Data lines:
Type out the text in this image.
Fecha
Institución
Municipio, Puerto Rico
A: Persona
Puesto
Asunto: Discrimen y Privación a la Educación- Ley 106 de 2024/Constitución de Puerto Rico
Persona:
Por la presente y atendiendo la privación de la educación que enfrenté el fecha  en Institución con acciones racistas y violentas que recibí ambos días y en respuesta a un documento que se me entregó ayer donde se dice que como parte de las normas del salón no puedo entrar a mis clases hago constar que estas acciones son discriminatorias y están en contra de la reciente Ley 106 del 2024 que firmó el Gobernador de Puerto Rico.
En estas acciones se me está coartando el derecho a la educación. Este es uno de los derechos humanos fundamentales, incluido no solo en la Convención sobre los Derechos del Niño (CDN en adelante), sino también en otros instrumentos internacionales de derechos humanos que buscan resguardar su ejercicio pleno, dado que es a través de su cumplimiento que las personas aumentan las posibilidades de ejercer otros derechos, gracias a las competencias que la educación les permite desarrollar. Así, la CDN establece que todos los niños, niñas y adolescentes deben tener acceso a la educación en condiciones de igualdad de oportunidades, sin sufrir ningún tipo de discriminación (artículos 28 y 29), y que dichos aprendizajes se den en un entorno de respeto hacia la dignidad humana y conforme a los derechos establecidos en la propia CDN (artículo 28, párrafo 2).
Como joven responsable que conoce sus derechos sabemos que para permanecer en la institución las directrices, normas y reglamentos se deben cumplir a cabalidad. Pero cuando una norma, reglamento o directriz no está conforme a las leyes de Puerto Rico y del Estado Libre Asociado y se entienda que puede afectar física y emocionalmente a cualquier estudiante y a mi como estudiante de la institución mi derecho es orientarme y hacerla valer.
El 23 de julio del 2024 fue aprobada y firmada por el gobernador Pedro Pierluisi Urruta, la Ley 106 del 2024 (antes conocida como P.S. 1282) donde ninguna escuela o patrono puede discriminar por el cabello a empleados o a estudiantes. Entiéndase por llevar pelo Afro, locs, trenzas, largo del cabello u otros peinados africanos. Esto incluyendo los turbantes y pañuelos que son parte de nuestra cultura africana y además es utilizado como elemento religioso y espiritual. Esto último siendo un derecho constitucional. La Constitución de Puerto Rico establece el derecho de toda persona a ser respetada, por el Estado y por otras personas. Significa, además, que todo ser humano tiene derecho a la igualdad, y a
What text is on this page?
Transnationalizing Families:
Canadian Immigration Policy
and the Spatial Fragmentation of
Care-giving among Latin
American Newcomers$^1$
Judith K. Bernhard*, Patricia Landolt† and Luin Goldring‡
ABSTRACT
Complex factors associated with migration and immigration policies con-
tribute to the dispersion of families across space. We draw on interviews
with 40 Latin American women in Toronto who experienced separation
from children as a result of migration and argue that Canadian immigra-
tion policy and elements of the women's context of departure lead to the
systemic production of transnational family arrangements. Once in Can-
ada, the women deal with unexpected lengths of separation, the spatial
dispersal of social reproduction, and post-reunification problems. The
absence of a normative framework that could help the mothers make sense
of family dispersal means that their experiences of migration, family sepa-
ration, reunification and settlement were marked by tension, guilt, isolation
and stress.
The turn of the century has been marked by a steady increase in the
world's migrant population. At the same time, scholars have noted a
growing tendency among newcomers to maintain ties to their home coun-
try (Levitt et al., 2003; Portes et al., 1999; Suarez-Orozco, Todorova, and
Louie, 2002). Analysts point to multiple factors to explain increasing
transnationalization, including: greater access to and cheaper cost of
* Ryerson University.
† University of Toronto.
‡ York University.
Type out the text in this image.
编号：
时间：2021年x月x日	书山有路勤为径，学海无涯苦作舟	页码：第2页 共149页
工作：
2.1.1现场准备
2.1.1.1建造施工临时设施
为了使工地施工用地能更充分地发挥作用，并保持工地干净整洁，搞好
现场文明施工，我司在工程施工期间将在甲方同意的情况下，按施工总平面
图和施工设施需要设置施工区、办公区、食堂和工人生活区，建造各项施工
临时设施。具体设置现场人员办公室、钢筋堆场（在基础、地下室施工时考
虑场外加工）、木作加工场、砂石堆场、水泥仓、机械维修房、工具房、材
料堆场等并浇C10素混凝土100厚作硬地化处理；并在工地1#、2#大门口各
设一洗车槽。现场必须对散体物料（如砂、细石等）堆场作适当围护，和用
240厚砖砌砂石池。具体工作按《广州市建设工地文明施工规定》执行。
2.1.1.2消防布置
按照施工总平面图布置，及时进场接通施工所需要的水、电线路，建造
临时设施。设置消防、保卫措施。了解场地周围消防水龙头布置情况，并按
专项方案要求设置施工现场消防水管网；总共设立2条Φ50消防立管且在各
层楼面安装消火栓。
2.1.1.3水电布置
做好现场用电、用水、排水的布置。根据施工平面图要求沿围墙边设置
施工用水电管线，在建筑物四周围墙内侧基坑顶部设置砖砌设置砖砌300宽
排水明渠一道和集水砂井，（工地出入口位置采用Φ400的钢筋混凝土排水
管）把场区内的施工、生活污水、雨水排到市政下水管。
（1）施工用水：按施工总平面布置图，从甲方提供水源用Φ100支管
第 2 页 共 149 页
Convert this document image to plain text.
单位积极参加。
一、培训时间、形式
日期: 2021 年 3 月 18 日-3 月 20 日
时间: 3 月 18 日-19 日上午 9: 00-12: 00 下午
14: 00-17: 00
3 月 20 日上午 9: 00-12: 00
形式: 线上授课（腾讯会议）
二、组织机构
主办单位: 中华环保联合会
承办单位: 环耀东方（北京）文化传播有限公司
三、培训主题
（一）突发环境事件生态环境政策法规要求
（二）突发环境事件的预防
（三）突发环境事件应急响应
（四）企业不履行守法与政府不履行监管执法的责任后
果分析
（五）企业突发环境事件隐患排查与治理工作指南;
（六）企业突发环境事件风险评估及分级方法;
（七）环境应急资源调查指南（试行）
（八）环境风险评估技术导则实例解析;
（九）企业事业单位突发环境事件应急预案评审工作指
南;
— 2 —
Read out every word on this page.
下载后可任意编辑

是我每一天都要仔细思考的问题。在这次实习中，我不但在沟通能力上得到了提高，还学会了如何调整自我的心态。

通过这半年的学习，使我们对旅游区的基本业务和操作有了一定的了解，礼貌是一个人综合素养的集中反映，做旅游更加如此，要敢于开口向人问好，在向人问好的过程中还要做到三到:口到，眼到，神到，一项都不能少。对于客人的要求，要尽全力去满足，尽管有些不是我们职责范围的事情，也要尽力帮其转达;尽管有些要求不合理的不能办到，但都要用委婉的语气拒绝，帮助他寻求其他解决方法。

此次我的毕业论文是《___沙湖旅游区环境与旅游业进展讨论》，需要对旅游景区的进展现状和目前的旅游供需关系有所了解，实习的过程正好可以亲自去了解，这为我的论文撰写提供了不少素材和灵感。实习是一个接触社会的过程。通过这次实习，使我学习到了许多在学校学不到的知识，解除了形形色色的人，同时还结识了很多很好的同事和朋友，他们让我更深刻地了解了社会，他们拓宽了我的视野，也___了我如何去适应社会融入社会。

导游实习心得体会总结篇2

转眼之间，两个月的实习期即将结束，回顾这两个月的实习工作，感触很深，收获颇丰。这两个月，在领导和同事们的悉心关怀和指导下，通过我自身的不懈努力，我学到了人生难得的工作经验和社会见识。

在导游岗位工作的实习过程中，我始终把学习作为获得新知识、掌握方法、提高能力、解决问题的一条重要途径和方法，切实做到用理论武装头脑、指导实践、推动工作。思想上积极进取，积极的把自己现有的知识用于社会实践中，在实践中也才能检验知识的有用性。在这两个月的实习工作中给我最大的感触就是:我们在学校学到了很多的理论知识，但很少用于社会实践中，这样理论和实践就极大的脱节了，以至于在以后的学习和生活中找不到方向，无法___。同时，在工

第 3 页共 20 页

What is required: Search the entries for the word "women" and gather every line where it appears.

Task answer:
with 40 Latin American women in Toronto who experienced separation
tion policy and elements of the women's context of departure lead to the
ada, the women deal with unexpected lengths of separation, the spatial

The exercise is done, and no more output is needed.